- _WHAT IS NEEDED_: Locate each line below that includes "really" and reproduce it.

- _RECORDS TO USE_:
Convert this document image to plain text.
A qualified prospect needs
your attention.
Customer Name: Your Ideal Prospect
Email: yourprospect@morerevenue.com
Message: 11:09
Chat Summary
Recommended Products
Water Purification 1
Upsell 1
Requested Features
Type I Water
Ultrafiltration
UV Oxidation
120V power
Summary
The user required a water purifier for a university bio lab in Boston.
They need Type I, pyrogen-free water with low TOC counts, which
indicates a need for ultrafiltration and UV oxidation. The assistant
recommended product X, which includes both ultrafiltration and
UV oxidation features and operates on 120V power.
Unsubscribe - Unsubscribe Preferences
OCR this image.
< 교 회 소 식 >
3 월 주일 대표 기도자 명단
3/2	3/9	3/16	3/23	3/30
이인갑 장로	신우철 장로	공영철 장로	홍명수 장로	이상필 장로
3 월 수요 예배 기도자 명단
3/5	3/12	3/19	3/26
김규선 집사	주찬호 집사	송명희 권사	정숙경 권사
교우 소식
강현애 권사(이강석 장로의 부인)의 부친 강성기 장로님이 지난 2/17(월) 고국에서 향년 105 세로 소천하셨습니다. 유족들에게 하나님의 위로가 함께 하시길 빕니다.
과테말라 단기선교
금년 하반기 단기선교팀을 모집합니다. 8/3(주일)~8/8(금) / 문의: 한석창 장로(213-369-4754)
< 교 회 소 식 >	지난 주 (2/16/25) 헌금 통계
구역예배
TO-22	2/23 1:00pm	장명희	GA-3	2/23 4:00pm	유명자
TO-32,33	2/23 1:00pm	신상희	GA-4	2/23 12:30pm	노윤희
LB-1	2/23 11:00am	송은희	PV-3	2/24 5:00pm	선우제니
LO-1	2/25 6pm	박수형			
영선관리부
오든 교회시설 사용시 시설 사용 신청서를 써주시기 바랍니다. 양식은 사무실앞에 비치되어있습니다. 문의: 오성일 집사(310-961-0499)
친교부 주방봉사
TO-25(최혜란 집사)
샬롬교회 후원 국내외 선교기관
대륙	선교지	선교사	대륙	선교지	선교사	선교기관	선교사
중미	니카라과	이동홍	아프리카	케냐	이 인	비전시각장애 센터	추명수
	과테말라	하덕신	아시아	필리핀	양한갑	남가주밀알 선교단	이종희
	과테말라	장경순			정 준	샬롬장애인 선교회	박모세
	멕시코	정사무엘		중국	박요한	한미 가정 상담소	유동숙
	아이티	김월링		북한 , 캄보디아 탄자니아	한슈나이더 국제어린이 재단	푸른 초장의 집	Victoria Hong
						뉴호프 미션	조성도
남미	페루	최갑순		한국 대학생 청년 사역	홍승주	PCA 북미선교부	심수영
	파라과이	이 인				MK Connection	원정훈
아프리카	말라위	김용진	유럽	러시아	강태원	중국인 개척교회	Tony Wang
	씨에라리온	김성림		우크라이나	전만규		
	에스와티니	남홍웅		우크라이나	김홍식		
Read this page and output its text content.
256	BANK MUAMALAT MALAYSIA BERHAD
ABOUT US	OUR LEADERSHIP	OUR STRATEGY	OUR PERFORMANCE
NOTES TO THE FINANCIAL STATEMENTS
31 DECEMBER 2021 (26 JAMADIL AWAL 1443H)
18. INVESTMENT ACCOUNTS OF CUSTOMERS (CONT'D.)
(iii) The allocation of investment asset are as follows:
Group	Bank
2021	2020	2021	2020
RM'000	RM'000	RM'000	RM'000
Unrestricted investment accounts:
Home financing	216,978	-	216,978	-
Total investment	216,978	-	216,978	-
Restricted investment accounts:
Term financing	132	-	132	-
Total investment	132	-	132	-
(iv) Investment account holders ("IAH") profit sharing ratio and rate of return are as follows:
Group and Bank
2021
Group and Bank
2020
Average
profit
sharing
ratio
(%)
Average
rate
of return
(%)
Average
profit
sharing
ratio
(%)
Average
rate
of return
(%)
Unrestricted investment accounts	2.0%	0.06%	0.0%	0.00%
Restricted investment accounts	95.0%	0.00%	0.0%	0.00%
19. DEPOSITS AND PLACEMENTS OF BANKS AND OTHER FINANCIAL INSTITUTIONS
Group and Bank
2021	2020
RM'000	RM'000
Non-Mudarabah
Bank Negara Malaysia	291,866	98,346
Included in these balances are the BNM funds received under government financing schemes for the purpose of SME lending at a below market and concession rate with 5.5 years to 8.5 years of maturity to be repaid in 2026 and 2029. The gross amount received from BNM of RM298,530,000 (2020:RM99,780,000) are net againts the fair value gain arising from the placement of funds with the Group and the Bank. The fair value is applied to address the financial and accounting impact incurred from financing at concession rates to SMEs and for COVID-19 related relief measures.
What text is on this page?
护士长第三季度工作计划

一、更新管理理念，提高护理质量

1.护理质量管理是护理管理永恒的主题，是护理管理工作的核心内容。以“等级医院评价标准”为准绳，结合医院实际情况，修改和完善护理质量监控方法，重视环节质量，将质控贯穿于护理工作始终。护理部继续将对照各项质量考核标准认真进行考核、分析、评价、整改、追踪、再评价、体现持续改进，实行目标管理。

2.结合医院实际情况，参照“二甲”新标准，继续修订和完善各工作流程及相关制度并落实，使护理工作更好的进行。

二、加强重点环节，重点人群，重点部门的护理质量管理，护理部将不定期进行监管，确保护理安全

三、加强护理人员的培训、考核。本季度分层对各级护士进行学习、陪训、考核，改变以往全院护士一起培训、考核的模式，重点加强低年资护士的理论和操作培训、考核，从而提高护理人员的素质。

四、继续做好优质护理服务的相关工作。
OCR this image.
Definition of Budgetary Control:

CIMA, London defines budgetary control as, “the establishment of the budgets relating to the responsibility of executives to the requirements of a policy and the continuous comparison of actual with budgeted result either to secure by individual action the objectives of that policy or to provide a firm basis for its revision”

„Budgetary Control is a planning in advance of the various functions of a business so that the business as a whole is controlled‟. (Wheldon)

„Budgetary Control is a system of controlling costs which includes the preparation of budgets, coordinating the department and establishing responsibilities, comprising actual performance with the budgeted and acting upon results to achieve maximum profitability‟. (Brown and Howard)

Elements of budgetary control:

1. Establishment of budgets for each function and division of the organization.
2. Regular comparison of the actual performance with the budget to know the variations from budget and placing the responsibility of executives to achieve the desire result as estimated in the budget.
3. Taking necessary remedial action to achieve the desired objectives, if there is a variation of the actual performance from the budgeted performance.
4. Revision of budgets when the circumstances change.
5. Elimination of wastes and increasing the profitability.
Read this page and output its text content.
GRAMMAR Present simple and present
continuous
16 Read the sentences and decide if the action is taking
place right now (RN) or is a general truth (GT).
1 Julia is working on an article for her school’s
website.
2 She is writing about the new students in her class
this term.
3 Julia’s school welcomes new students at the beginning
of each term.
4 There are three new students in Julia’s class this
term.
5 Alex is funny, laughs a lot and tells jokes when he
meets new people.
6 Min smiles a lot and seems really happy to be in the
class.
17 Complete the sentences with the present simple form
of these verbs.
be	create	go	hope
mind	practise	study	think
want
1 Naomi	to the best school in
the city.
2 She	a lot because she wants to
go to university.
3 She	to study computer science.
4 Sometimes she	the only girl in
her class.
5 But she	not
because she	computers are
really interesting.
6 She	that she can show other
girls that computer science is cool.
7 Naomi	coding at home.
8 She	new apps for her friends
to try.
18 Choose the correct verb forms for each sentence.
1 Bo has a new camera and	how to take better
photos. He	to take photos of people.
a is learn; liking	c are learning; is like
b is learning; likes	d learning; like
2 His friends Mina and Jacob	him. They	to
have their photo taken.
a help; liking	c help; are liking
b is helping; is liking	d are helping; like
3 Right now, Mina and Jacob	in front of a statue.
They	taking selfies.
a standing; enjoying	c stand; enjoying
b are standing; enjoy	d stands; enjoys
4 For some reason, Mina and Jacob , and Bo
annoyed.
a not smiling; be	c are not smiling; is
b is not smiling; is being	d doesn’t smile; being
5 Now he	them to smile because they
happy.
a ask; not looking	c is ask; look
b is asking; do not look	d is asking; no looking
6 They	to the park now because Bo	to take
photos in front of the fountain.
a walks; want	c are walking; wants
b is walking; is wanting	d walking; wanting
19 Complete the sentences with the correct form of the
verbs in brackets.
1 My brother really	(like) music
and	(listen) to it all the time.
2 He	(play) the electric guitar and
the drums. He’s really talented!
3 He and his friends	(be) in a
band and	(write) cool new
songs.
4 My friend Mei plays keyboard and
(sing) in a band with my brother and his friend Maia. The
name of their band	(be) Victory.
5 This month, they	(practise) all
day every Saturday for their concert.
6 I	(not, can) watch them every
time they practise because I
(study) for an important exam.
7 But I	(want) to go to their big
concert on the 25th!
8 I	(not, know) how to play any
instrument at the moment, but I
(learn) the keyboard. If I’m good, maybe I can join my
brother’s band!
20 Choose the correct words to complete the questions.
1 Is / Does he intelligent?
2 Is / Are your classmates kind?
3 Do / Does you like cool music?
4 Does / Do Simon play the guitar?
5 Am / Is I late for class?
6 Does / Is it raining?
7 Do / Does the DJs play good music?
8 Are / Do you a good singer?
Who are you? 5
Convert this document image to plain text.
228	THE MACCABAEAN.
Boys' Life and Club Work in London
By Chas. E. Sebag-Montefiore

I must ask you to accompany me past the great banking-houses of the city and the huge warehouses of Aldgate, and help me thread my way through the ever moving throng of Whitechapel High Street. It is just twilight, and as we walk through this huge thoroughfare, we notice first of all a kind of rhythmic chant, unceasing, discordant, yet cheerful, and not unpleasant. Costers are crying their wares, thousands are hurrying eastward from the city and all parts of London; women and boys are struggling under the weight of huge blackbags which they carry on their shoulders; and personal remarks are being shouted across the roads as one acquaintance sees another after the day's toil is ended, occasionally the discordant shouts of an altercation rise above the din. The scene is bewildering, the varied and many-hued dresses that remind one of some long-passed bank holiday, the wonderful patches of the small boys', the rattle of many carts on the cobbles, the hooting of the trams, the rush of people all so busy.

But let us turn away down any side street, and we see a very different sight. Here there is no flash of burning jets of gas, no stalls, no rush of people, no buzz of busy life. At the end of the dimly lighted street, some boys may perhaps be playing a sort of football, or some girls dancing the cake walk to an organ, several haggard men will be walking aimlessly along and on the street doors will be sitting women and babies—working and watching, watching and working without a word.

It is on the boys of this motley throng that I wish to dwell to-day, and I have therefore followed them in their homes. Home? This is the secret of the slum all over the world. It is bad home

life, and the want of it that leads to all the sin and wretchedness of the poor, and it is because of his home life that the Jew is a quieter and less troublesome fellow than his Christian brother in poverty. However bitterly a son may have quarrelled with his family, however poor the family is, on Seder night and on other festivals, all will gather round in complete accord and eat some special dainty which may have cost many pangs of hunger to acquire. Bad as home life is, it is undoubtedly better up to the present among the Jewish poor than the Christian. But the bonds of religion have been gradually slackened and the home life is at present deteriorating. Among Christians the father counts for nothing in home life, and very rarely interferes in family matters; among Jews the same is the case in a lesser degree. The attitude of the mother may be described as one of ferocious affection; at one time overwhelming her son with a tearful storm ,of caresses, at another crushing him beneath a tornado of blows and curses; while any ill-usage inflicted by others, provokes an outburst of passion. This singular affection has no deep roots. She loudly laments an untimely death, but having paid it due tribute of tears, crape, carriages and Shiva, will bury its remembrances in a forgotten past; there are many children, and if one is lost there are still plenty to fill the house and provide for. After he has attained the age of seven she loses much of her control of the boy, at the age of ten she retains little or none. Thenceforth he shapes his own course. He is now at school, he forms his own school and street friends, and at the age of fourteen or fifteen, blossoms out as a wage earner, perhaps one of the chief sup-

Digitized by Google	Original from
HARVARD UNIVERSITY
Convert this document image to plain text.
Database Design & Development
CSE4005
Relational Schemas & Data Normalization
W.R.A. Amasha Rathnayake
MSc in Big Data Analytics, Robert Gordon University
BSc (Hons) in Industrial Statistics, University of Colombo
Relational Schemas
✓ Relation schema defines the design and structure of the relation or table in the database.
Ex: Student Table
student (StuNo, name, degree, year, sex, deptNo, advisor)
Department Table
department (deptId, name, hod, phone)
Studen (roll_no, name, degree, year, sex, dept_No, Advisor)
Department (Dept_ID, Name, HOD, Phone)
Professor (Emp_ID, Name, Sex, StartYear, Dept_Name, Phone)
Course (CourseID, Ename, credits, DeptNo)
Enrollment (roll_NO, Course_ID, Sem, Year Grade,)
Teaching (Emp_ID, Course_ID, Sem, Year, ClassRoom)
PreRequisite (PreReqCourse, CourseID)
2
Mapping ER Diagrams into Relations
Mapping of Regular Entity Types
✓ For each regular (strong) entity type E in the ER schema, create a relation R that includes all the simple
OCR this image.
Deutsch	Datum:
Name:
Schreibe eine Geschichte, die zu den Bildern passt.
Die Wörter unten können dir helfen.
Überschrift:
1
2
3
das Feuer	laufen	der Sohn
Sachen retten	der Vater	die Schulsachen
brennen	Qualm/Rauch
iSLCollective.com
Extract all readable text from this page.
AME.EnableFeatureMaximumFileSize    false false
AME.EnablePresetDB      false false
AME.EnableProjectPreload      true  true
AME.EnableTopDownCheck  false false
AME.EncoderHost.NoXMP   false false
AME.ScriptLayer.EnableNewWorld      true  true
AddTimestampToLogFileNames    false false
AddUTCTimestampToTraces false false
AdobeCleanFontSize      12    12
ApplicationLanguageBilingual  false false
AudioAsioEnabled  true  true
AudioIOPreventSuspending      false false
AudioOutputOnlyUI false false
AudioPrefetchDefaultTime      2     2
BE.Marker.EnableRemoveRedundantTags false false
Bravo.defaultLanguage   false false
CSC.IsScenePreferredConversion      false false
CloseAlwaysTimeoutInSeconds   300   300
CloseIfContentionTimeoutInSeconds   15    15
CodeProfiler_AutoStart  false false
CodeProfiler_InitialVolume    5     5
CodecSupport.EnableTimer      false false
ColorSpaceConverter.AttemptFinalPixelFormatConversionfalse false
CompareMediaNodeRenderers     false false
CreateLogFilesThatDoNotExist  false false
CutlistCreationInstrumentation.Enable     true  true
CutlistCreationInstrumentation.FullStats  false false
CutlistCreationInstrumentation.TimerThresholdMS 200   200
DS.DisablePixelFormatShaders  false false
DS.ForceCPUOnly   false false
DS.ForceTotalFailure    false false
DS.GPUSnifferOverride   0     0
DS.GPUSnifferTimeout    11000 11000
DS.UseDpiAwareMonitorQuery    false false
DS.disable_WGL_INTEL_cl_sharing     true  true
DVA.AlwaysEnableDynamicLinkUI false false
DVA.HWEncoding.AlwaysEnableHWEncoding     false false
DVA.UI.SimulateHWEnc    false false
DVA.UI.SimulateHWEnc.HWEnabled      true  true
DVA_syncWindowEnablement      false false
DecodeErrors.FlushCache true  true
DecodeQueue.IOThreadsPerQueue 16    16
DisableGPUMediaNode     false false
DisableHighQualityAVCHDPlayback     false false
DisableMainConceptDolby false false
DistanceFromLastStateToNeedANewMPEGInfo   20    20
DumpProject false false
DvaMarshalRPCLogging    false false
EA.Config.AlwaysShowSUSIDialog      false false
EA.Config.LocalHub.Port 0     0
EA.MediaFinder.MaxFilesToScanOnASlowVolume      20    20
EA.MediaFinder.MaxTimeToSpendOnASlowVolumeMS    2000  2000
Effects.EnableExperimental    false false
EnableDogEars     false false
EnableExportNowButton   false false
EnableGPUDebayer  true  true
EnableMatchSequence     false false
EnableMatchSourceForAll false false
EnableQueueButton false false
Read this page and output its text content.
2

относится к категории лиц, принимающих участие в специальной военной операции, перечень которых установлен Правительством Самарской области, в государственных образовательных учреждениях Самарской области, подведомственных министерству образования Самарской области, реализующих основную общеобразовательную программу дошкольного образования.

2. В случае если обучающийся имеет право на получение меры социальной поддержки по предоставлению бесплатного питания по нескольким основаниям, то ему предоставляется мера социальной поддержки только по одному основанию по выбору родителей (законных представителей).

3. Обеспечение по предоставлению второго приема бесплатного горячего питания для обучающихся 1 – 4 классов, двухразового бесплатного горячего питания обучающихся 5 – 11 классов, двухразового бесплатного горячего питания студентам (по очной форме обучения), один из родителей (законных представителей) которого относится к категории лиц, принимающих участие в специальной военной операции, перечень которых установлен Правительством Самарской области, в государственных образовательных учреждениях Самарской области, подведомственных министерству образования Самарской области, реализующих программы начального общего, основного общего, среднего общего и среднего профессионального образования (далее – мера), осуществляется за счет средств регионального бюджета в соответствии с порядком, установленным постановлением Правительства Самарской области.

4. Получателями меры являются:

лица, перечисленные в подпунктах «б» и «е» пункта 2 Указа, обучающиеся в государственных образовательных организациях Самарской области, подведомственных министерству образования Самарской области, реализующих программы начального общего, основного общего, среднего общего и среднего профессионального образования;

- _COMPLETE ANSWER_:
6 Min smiles a lot and seems really happy to be in the
really interesting.
1 My brother really	(like) music
the drums. He’s really talented!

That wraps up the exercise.